** Opening DATA SHOWN block **

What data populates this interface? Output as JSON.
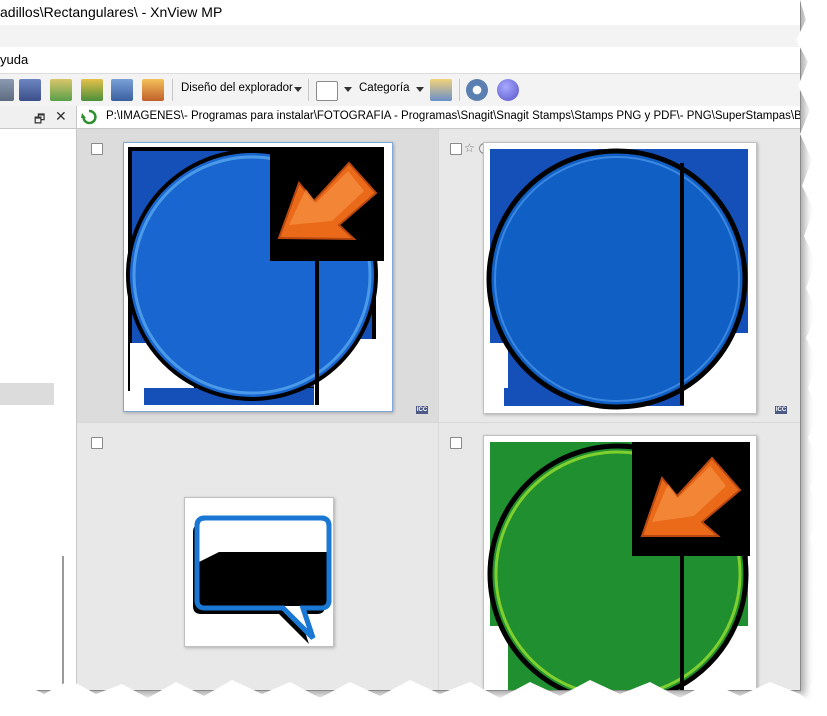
{
  "window": {
    "title": "adillos\\Rectangulares\\ - XnView MP"
  },
  "menu": {
    "items": [
      "yuda"
    ]
  },
  "toolbar": {
    "layout_label": "Diseño del explorador",
    "category_label": "Categoría",
    "colors": {
      "blue": "#3a6fc4",
      "orange": "#e8832a",
      "gear": "#5a7fb0",
      "help": "#6f6fcf"
    }
  },
  "path": {
    "value": "P:\\IMAGENES\\- Programas para instalar\\FOTOGRAFIA - Programas\\Snagit\\Snagit Stamps\\Stamps PNG y PDF\\- PNG\\SuperStampas\\Bocadillos\\R"
  },
  "thumbnails": [
    {
      "badge": "ICC",
      "selected": true,
      "color": "#0f5fc4"
    },
    {
      "badge": "ICC",
      "selected": false,
      "color": "#0f5fc4"
    },
    {
      "badge": "",
      "selected": false,
      "color": "#1a78d4"
    },
    {
      "badge": "",
      "selected": false,
      "color": "#1f8f2f"
    }
  ]
}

** Closing DATA SHOWN block **

DIRECTIONS FOR THIS TASK: Pictures aside, return all the entries above exactly.

RESPONSE FOR THIS EXERCISE:
What data populates this interface? Output as JSON.
{
  "window": {
    "title": "adillos\\Rectangulares\\ - XnView MP"
  },
  "menu": {
    "items": [
      "yuda"
    ]
  },
  "toolbar": {
    "layout_label": "Diseño del explorador",
    "category_label": "Categoría",
    "colors": {
      "blue": "#3a6fc4",
      "orange": "#e8832a",
      "gear": "#5a7fb0",
      "help": "#6f6fcf"
    }
  },
  "path": {
    "value": "P:\\IMAGENES\\- Programas para instalar\\FOTOGRAFIA - Programas\\Snagit\\Snagit Stamps\\Stamps PNG y PDF\\- PNG\\SuperStampas\\Bocadillos\\R"
  },
  "thumbnails": [
    {
      "badge": "ICC",
      "selected": true,
      "color": "#0f5fc4"
    },
    {
      "badge": "ICC",
      "selected": false,
      "color": "#0f5fc4"
    },
    {
      "badge": "",
      "selected": false,
      "color": "#1a78d4"
    },
    {
      "badge": "",
      "selected": false,
      "color": "#1f8f2f"
    }
  ]
}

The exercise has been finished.